Return all the data, word for word.

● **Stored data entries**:
----
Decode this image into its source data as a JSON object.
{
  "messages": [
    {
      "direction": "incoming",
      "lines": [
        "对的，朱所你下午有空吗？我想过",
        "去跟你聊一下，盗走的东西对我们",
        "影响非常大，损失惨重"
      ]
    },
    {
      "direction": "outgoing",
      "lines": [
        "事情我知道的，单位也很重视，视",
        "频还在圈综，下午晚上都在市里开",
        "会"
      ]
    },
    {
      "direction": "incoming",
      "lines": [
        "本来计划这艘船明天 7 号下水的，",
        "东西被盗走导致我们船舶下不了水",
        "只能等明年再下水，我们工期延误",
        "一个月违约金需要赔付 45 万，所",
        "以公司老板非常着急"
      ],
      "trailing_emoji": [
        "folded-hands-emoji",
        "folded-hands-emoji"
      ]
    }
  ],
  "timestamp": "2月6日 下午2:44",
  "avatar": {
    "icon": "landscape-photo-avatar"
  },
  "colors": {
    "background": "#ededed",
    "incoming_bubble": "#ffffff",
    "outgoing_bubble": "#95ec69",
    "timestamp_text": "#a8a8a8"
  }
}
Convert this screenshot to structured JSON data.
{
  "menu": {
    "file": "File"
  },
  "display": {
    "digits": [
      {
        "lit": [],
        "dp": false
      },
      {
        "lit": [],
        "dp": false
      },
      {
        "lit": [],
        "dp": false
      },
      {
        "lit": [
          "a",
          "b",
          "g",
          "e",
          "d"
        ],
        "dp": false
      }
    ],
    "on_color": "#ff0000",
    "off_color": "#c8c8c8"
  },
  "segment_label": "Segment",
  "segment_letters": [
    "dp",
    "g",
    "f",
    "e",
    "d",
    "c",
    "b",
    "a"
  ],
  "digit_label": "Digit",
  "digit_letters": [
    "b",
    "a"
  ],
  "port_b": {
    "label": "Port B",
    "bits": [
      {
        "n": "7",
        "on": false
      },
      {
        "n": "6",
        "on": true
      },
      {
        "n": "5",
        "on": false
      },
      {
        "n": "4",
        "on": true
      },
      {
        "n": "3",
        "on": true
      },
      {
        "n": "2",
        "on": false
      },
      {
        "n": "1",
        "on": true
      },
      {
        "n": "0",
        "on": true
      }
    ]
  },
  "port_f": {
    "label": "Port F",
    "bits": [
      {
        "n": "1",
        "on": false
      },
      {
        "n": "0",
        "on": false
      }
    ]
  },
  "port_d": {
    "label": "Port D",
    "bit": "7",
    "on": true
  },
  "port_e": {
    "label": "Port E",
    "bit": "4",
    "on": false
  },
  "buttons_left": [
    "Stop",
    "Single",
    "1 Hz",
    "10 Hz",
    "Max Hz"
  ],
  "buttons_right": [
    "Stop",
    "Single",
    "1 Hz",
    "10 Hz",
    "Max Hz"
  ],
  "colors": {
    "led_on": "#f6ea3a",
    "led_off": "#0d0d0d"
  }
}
----
● **Solution below**:
Decode this image into its source data as a JSON object.
{
  "messages": [
    {
      "direction": "incoming",
      "lines": [
        "对的，朱所你下午有空吗？我想过",
        "去跟你聊一下，盗走的东西对我们",
        "影响非常大，损失惨重"
      ]
    },
    {
      "direction": "outgoing",
      "lines": [
        "事情我知道的，单位也很重视，视",
        "频还在圈综，下午晚上都在市里开",
        "会"
      ]
    },
    {
      "direction": "incoming",
      "lines": [
        "本来计划这艘船明天 7 号下水的，",
        "东西被盗走导致我们船舶下不了水",
        "只能等明年再下水，我们工期延误",
        "一个月违约金需要赔付 45 万，所",
        "以公司老板非常着急"
      ],
      "trailing_emoji": [
        "folded-hands-emoji",
        "folded-hands-emoji"
      ]
    }
  ],
  "timestamp": "2月6日 下午2:44",
  "avatar": {
    "icon": "landscape-photo-avatar"
  },
  "colors": {
    "background": "#ededed",
    "incoming_bubble": "#ffffff",
    "outgoing_bubble": "#95ec69",
    "timestamp_text": "#a8a8a8"
  }
}
Convert this screenshot to structured JSON data.
{
  "menu": {
    "file": "File"
  },
  "display": {
    "digits": [
      {
        "lit": [],
        "dp": false
      },
      {
        "lit": [],
        "dp": false
      },
      {
        "lit": [],
        "dp": false
      },
      {
        "lit": [
          "a",
          "b",
          "g",
          "e",
          "d"
        ],
        "dp": false
      }
    ],
    "on_color": "#ff0000",
    "off_color": "#c8c8c8"
  },
  "segment_label": "Segment",
  "segment_letters": [
    "dp",
    "g",
    "f",
    "e",
    "d",
    "c",
    "b",
    "a"
  ],
  "digit_label": "Digit",
  "digit_letters": [
    "b",
    "a"
  ],
  "port_b": {
    "label": "Port B",
    "bits": [
      {
        "n": "7",
        "on": false
      },
      {
        "n": "6",
        "on": true
      },
      {
        "n": "5",
        "on": false
      },
      {
        "n": "4",
        "on": true
      },
      {
        "n": "3",
        "on": true
      },
      {
        "n": "2",
        "on": false
      },
      {
        "n": "1",
        "on": true
      },
      {
        "n": "0",
        "on": true
      }
    ]
  },
  "port_f": {
    "label": "Port F",
    "bits": [
      {
        "n": "1",
        "on": false
      },
      {
        "n": "0",
        "on": false
      }
    ]
  },
  "port_d": {
    "label": "Port D",
    "bit": "7",
    "on": true
  },
  "port_e": {
    "label": "Port E",
    "bit": "4",
    "on": false
  },
  "buttons_left": [
    "Stop",
    "Single",
    "1 Hz",
    "10 Hz",
    "Max Hz"
  ],
  "buttons_right": [
    "Stop",
    "Single",
    "1 Hz",
    "10 Hz",
    "Max Hz"
  ],
  "colors": {
    "led_on": "#f6ea3a",
    "led_off": "#0d0d0d"
  }
}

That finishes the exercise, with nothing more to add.